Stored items
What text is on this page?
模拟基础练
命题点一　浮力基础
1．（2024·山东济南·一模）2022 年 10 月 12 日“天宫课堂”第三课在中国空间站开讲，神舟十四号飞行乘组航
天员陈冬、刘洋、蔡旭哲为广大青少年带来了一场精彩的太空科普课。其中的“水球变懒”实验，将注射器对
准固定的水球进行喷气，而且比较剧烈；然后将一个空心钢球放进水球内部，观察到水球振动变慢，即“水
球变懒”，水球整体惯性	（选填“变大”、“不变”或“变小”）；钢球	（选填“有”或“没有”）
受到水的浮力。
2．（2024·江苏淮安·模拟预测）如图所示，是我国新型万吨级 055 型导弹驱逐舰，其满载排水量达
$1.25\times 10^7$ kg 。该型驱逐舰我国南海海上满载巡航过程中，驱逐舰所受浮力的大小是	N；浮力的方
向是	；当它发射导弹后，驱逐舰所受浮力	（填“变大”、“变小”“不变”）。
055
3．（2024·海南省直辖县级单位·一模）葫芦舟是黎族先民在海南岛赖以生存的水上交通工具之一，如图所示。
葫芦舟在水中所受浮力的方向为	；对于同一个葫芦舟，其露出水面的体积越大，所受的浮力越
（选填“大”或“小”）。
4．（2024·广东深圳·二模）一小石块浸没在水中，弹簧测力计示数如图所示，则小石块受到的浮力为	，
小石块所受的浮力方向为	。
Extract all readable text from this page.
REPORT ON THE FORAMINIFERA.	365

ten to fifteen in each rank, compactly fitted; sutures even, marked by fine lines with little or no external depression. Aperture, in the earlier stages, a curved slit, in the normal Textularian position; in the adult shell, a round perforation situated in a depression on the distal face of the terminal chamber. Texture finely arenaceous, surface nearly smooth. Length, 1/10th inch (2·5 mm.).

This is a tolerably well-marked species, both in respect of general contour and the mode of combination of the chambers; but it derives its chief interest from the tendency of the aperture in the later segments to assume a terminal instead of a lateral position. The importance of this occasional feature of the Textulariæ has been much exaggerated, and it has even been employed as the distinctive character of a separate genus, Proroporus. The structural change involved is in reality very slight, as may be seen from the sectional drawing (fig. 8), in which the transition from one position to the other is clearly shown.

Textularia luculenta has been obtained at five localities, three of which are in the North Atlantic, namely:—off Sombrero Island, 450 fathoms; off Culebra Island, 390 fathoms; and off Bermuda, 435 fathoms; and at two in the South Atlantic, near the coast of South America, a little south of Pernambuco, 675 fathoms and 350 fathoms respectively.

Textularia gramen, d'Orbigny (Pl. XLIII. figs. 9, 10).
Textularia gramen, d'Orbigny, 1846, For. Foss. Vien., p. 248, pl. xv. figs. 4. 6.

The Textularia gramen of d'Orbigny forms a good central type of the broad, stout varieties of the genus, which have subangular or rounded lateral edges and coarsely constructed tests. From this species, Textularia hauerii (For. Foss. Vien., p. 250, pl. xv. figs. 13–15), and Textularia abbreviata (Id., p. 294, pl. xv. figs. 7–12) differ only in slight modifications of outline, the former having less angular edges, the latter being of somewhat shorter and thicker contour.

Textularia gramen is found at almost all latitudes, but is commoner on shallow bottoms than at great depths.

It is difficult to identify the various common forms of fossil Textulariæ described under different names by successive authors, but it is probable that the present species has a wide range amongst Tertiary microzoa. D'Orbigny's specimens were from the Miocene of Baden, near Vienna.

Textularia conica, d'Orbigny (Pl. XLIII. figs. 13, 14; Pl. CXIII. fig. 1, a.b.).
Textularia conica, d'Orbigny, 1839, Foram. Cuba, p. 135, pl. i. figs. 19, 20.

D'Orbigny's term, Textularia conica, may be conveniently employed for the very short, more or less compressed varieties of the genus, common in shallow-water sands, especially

#### [Exercise objective]
Scan the listing above. Gather each line that contains the word "page".

#### [Response to the task]
What text is on this page?
Extract all readable text from this page.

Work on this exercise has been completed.